--- Start EXTRACTED DATA ---

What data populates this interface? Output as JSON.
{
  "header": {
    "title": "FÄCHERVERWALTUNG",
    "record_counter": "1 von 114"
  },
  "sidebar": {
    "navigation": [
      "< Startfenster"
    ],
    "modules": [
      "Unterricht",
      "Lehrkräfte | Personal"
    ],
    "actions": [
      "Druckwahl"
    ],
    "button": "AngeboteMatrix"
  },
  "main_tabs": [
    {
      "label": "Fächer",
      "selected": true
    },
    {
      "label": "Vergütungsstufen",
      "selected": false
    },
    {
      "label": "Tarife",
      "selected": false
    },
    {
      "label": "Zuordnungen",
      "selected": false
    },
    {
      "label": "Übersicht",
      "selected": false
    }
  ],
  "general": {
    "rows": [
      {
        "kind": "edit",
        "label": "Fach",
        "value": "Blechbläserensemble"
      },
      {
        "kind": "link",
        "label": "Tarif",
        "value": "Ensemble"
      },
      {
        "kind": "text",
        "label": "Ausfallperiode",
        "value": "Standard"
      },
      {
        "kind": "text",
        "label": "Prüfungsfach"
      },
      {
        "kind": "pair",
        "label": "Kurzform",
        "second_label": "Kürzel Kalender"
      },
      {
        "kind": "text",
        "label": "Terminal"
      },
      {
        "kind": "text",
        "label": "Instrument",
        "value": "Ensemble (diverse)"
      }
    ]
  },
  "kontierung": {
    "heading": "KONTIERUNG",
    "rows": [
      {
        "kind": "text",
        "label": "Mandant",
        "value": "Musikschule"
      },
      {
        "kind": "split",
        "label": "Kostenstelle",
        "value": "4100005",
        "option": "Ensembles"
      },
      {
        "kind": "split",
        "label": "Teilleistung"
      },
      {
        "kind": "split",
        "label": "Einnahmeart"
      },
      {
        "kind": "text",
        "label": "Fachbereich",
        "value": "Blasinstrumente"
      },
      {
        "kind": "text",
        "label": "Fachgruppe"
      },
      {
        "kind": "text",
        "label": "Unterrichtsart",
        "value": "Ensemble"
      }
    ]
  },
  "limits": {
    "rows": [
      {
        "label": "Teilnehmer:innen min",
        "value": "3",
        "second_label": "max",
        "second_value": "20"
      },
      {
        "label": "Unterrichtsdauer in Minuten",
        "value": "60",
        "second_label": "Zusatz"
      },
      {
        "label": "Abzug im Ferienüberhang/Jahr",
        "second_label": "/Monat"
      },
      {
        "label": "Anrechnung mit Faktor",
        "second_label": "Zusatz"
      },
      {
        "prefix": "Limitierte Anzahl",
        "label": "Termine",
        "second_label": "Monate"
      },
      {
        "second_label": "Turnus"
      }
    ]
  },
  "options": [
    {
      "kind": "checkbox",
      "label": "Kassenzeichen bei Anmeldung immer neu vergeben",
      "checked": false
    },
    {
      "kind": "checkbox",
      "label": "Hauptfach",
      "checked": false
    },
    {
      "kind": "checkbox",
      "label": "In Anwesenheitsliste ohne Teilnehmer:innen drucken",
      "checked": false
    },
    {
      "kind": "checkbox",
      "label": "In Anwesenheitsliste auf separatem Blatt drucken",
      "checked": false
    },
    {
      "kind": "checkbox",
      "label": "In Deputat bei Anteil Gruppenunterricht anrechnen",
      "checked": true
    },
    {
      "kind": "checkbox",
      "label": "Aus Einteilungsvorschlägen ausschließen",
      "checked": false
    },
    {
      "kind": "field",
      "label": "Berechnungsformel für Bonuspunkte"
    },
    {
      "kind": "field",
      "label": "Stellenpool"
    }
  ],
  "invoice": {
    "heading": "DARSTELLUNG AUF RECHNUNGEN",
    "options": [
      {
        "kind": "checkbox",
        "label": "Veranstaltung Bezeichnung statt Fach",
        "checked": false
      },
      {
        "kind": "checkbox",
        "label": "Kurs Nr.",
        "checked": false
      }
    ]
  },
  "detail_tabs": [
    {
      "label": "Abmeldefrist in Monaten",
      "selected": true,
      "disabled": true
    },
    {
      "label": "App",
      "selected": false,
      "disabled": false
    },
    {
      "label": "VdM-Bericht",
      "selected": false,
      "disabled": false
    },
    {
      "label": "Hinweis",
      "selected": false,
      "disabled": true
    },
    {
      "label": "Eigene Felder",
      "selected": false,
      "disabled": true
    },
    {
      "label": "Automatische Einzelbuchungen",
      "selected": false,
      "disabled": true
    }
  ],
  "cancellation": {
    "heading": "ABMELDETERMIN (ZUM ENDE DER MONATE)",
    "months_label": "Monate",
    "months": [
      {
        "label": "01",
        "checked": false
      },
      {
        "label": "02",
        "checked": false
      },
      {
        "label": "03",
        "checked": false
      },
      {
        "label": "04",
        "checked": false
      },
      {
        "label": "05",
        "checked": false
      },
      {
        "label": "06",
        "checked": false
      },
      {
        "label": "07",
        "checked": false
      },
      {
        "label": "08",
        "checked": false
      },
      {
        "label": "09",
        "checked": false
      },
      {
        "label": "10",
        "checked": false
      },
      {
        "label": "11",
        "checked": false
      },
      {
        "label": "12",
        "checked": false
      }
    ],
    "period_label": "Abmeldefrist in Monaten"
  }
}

--- End EXTRACTED DATA ---

Show the lines of the material that contain the word "heading".

* _ANSWER TO THIS PROBLEM_:
    "heading": "KONTIERUNG",
    "heading": "DARSTELLUNG AUF RECHNUNGEN",
    "heading": "ABMELDETERMIN (ZUM ENDE DER MONATE)",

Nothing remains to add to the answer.